__Job 1__
Set down, word for word, the stretch of the Clara Barton passage from "It was a modest" through "children were rocked.".

__Extract to read__
MOTHER AND FATHER OF CLARA BARTON

It was a modest home, and Stephen Barton was a hardworking man, though a man of influence in the community. He served often as moderator of town meetings and as selectman for the town. He served also as a member of the Legislature. But he wrought with his own hands in the tillage of his farm, and in the construction of most of the articles of furniture in his home, including the cradle in which his children were rocked.

BIRTHPLACE OF CLARA BARTON

Stephen Barton combined a military spirit with a gentle disposition and a broad spirit of philanthropy. Sarah Stone was a woman of great decision of character, and a quick temper. She was a housewife of the good old New England sort, looking well to the ways of her household and eating not the bread of idleness. From her father Clara Barton inherited those humanitarian tendencies which became notably characteristic, and from her mother she derived a strong will which achieved results almost regardless of opposition. Her mother’s hot temper found its restraint in her through the inherited influence of her father’s poise and benignity. Of him she wrote:

His military habits and tastes never left him. Those were also strong political days—Andrew Jackson Days—and very naturally my father became my instructor in military and political lore. I listened breathlessly to his war stories. Illustrations were called for and we made battles and fought them. Every shade of military etiquette was regarded. Colonels, captains, and sergeants were given their proper place and rank. So with the political world; the President, Cabinet, and leading officers of the government were learned by heart, and nothing gratified the keen humor of my father more than the parrot-like readiness with which I lisped these difficult names. I thought the President might be as large as the meeting-house, and the Vice-President perhaps the size of the schoolhouse. And yet, when later I, like all the rest of our country’s people, was suddenly thrust into the mysteries of war, and had to find and take my place and part in it, I found myself far less a stranger to the conditions than most women, or even ordinary men for that matter. I never addressed a colonel as captain, got my cavalry on foot, or mounted my infantry!

When a little child upon his knee he told me that, as he lay helpless in the tangled marshes of Michigan the muddy water oozed up from the track of an officer’s horse and saved him from death by thirst. And that a mouthful of a lean dog that had followed the march saved him from starvation. When he told me how the feathered arrow quivered in the flesh and the tomahawk swung over the white man’s head, he told me also, with tears of honest pride, of the great and beautiful country that had sprung up from those wild scenes of suffering and danger. How he loved these new States for which he gave the strength of his youth!

[A run of records]
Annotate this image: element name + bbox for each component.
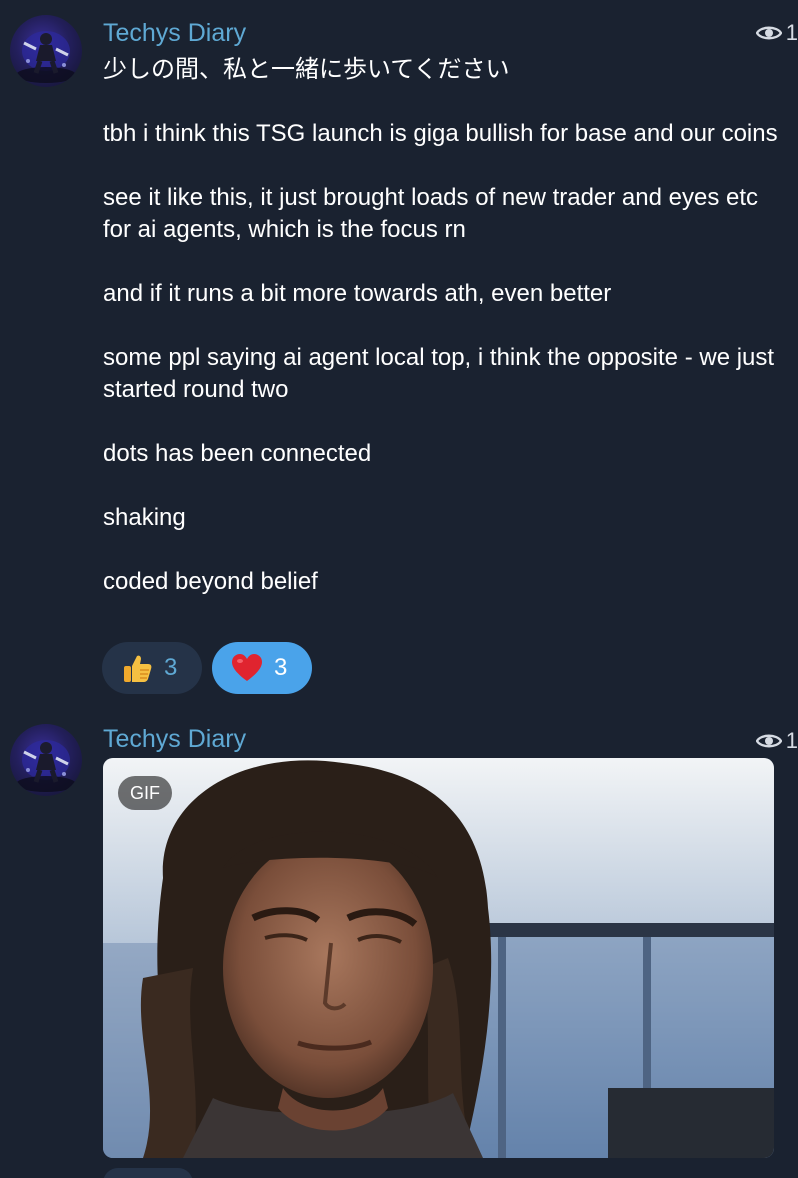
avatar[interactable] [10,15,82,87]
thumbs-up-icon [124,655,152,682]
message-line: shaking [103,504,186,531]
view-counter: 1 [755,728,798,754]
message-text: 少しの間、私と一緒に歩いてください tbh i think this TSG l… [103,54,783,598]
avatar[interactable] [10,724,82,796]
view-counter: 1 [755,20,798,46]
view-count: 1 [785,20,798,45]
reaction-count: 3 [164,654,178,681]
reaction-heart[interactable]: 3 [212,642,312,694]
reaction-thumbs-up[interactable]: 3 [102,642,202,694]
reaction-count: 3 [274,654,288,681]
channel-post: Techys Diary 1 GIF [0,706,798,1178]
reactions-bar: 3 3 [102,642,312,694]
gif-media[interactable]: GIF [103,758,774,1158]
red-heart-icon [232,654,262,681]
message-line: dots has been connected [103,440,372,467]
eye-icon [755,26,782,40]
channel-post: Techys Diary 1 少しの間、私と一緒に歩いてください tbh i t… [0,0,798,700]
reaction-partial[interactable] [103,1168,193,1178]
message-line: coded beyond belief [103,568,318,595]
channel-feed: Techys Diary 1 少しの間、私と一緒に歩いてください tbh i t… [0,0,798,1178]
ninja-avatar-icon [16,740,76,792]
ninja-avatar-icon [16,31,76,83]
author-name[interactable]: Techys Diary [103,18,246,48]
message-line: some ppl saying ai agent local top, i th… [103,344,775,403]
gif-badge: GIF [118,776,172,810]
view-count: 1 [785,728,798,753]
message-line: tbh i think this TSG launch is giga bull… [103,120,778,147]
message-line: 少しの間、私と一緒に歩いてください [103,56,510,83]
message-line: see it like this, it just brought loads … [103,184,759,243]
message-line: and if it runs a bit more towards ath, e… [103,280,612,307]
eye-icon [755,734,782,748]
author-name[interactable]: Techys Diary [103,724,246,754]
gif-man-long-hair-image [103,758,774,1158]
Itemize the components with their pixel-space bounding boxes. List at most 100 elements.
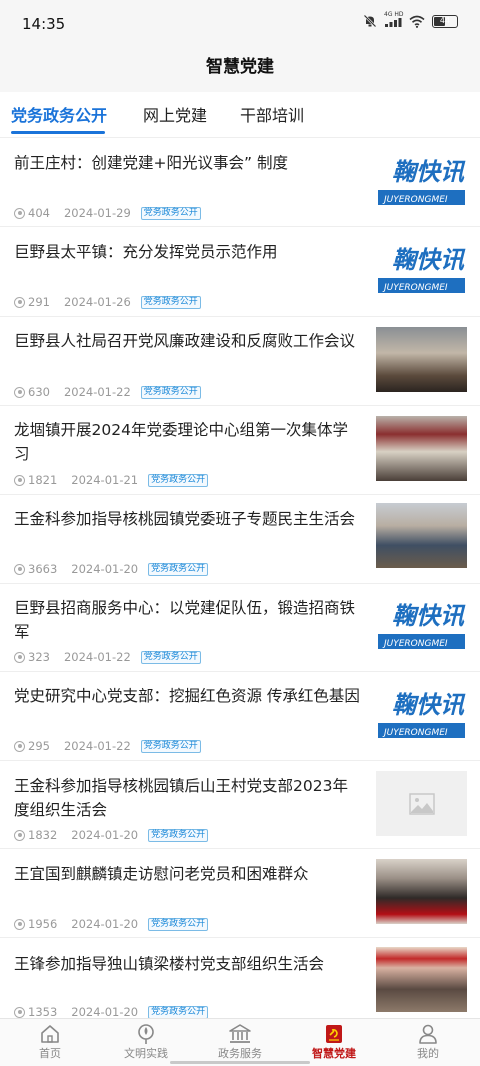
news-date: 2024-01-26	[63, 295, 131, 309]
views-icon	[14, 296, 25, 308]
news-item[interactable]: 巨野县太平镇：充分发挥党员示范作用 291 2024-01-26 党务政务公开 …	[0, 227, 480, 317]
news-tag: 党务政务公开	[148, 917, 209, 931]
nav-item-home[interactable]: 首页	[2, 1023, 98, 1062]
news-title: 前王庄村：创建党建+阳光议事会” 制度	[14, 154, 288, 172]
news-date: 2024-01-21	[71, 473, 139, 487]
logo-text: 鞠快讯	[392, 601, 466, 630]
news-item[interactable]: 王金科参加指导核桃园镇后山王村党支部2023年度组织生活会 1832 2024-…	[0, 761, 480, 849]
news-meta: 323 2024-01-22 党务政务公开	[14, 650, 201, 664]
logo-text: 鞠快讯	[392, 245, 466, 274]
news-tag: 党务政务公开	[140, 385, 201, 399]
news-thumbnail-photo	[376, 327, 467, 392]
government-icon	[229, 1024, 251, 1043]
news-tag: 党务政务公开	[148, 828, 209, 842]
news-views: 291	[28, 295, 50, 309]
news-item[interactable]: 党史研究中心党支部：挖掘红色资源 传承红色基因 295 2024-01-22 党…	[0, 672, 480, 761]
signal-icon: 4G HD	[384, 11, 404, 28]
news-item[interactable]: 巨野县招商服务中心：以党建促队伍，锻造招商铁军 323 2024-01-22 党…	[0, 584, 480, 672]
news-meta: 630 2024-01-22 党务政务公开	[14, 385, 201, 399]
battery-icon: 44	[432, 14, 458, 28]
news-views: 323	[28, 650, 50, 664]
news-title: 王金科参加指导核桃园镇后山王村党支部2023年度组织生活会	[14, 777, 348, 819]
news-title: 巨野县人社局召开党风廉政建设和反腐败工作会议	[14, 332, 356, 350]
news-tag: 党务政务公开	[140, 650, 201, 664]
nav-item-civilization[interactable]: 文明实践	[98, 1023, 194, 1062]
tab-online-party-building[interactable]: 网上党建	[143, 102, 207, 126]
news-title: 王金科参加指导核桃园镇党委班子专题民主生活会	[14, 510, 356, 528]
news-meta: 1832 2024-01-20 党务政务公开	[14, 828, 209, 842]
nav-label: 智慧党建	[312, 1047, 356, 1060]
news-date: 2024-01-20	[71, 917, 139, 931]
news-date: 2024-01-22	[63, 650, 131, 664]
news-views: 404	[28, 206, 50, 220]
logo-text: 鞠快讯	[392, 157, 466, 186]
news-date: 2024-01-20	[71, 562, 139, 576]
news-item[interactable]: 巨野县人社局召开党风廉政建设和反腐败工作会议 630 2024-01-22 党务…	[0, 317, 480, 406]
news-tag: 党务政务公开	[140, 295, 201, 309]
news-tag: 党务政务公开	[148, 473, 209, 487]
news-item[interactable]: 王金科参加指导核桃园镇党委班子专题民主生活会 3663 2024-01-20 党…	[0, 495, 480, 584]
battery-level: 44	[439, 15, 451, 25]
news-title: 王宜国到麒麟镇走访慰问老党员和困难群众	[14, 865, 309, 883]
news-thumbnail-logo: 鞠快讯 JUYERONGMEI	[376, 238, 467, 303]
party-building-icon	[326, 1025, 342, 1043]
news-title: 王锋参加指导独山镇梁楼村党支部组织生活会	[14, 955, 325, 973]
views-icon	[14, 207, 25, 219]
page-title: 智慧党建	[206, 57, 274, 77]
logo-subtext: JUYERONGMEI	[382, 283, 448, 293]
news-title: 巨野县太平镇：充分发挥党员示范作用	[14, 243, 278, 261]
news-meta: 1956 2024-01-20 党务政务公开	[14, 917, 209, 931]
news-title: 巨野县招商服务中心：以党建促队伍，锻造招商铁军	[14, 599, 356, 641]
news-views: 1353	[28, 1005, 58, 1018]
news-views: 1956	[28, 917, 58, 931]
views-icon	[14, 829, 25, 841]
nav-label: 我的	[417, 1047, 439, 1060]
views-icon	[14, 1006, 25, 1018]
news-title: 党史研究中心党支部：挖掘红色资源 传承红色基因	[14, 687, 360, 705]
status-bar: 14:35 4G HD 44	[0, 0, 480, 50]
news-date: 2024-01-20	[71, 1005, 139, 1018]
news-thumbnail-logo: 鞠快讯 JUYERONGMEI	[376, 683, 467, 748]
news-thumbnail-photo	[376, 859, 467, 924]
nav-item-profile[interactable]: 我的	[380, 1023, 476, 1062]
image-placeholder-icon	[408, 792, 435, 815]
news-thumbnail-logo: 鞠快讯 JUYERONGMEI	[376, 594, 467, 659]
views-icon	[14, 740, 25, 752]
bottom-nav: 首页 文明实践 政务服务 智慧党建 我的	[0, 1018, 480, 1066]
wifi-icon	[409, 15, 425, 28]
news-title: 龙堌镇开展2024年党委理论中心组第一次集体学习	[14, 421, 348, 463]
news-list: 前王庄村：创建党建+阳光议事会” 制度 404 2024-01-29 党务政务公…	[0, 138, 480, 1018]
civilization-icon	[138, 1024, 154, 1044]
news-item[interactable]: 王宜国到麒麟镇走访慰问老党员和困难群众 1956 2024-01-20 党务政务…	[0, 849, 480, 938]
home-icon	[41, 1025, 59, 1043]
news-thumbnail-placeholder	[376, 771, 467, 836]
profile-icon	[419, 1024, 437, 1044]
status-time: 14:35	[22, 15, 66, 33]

__Job 2__
Extract from the records the stretch from the line that contains "295, 131, 309]" through the line that contains "102, 207, 126]", reproducing each line exactly.

__Task output 1__
It was a modest home, and Stephen Barton was a hardworking man, though a man of influence in the community. He served often as moderator of town meetings and as selectman for the town. He served also as a member of the Legislature. But he wrought with his own hands in the tillage of his farm, and in the construction of most of the articles of furniture in his home, including the cradle in which his children were rocked.

__Task output 2__
news-date: 2024-01-26	[63, 295, 131, 309]
views-icon	[14, 296, 25, 308]
news-item[interactable]: 巨野县太平镇：充分发挥党员示范作用 291 2024-01-26 党务政务公开 …	[0, 227, 480, 317]
news-tag: 党务政务公开	[148, 917, 209, 931]
nav-item-home[interactable]: 首页	[2, 1023, 98, 1062]
news-title: 前王庄村：创建党建+阳光议事会” 制度	[14, 154, 288, 172]
news-date: 2024-01-21	[71, 473, 139, 487]
logo-text: 鞠快讯	[392, 601, 466, 630]
news-item[interactable]: 王金科参加指导核桃园镇后山王村党支部2023年度组织生活会 1832 2024-…	[0, 761, 480, 849]
news-meta: 323 2024-01-22 党务政务公开	[14, 650, 201, 664]
logo-text: 鞠快讯	[392, 245, 466, 274]
news-tag: 党务政务公开	[140, 385, 201, 399]
news-thumbnail-photo	[376, 327, 467, 392]
government-icon	[229, 1024, 251, 1043]
news-tag: 党务政务公开	[148, 828, 209, 842]
news-views: 291	[28, 295, 50, 309]
news-item[interactable]: 党史研究中心党支部：挖掘红色资源 传承红色基因 295 2024-01-22 党…	[0, 672, 480, 761]
signal-icon: 4G HD	[384, 11, 404, 28]
news-item[interactable]: 巨野县招商服务中心：以党建促队伍，锻造招商铁军 323 2024-01-22 党…	[0, 584, 480, 672]
news-meta: 630 2024-01-22 党务政务公开	[14, 385, 201, 399]
battery-icon: 44	[432, 14, 458, 28]
news-views: 323	[28, 650, 50, 664]
news-title: 王金科参加指导核桃园镇后山王村党支部2023年度组织生活会	[14, 777, 348, 819]
news-title: 巨野县人社局召开党风廉政建设和反腐败工作会议	[14, 332, 356, 350]
news-tag: 党务政务公开	[140, 650, 201, 664]
nav-item-civilization[interactable]: 文明实践	[98, 1023, 194, 1062]
tab-online-party-building[interactable]: 网上党建	[143, 102, 207, 126]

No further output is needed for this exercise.